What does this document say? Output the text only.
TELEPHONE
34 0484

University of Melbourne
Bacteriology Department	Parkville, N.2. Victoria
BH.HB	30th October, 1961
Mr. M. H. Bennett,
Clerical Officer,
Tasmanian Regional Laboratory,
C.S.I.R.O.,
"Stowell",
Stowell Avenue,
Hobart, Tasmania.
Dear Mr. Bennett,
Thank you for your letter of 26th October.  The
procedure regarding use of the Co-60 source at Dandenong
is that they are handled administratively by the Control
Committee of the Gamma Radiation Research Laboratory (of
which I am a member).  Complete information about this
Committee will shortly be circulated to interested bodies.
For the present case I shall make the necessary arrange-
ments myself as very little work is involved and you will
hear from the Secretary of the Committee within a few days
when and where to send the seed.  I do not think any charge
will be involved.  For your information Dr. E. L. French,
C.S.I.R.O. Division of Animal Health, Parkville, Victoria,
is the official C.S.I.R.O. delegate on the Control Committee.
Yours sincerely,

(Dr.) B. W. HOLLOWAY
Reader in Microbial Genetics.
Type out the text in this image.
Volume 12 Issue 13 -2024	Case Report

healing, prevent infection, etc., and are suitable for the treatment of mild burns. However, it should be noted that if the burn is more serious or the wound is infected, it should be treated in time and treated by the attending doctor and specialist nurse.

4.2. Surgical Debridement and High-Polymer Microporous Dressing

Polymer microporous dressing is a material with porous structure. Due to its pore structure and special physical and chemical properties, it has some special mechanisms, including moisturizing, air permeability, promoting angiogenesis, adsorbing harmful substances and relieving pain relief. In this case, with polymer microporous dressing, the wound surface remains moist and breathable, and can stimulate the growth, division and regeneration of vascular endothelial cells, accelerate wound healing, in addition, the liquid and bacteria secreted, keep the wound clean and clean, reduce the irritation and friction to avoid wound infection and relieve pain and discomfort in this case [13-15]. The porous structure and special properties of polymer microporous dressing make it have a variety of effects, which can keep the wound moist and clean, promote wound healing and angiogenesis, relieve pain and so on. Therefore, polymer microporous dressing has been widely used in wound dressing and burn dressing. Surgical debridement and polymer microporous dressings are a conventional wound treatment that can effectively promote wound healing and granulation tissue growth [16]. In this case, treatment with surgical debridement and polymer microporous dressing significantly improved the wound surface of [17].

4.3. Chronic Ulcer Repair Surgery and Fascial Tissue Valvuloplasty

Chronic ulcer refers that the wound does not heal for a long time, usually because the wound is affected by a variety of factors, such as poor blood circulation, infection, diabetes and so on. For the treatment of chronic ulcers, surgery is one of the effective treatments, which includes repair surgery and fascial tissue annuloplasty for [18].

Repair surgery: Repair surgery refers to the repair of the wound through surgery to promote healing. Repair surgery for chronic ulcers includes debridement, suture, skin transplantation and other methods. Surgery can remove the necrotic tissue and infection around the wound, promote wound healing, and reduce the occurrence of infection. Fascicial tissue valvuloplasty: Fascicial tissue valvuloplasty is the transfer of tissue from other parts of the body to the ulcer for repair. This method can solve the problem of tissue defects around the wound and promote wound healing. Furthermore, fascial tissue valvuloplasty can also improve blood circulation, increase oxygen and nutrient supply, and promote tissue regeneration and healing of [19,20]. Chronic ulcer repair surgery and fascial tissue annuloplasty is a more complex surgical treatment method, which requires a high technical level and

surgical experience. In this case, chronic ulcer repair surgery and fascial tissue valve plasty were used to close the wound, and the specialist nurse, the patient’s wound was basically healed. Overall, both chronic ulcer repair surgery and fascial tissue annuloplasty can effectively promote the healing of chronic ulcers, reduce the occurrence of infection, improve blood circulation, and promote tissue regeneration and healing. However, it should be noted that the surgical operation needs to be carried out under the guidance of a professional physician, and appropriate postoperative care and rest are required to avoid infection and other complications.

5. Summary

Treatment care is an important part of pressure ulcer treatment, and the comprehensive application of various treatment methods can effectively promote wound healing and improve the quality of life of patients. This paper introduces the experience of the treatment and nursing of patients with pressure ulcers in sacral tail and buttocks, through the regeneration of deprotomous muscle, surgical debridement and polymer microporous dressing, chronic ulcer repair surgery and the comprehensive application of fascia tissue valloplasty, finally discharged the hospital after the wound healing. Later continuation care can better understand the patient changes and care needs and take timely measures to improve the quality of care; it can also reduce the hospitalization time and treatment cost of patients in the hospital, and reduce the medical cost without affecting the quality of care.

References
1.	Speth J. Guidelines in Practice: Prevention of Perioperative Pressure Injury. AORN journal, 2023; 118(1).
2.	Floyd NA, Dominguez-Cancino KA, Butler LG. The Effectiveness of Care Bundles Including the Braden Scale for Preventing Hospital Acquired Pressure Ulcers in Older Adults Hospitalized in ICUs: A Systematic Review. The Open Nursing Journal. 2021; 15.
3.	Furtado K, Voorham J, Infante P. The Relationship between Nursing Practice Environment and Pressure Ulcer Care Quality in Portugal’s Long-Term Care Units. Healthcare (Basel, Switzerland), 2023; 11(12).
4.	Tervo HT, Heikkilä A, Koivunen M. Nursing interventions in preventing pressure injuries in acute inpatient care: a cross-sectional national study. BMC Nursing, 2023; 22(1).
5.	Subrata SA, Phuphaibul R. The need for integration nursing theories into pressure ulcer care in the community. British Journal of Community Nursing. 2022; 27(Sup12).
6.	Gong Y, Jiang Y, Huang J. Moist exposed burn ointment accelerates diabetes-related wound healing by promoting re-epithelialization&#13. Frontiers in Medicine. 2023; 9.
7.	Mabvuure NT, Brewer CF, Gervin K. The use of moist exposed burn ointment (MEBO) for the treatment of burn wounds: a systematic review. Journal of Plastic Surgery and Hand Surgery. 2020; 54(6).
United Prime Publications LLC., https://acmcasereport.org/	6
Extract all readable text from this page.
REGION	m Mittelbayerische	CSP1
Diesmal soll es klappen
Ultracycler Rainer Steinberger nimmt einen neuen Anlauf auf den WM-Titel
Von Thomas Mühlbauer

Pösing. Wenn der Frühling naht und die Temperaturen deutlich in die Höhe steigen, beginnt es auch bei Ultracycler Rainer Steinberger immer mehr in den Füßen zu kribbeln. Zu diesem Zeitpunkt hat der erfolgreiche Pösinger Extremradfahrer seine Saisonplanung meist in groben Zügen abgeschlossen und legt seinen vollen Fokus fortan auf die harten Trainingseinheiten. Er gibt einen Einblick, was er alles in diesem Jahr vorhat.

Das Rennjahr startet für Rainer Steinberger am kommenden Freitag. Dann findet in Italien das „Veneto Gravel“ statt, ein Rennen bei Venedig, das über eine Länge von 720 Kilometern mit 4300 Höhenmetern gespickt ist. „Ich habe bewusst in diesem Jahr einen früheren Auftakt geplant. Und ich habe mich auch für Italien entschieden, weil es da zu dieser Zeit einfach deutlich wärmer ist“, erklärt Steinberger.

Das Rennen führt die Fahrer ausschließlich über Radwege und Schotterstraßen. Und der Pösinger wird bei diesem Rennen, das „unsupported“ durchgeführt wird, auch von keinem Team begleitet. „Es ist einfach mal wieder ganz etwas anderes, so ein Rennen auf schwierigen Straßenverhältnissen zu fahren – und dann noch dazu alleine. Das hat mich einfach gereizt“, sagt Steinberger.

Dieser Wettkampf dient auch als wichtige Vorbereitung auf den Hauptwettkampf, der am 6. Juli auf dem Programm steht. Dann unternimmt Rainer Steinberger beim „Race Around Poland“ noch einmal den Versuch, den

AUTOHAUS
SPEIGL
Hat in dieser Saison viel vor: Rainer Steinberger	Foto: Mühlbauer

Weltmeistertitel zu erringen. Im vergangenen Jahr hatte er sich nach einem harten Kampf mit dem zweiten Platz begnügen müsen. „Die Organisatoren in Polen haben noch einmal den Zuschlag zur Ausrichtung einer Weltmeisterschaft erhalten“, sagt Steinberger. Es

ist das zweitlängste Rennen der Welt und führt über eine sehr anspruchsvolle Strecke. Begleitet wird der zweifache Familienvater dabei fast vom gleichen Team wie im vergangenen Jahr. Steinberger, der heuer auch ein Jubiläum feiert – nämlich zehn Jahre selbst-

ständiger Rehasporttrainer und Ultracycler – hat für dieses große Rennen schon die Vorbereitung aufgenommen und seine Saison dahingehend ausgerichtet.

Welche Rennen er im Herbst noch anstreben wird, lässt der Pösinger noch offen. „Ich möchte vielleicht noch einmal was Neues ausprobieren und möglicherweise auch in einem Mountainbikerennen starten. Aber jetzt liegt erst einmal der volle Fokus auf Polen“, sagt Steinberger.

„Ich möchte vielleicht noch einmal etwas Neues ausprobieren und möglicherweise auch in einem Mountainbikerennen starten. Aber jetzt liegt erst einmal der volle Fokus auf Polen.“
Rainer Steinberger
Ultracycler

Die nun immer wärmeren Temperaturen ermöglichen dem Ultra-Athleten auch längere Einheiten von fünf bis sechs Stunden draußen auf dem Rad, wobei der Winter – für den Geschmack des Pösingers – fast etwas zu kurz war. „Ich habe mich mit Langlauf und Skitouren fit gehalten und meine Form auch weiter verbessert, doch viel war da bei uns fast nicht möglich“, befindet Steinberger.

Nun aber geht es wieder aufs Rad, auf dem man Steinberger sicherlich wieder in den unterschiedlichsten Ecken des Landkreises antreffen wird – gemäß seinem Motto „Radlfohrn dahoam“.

● AIM OF THE EXERCISE
Copy all lines from the material above that hold the word "Parkville".

● SOLUTION FOR THIS TASK
Bacteriology Department	Parkville, N.2. Victoria
C.S.I.R.O. Division of Animal Health, Parkville, Victoria,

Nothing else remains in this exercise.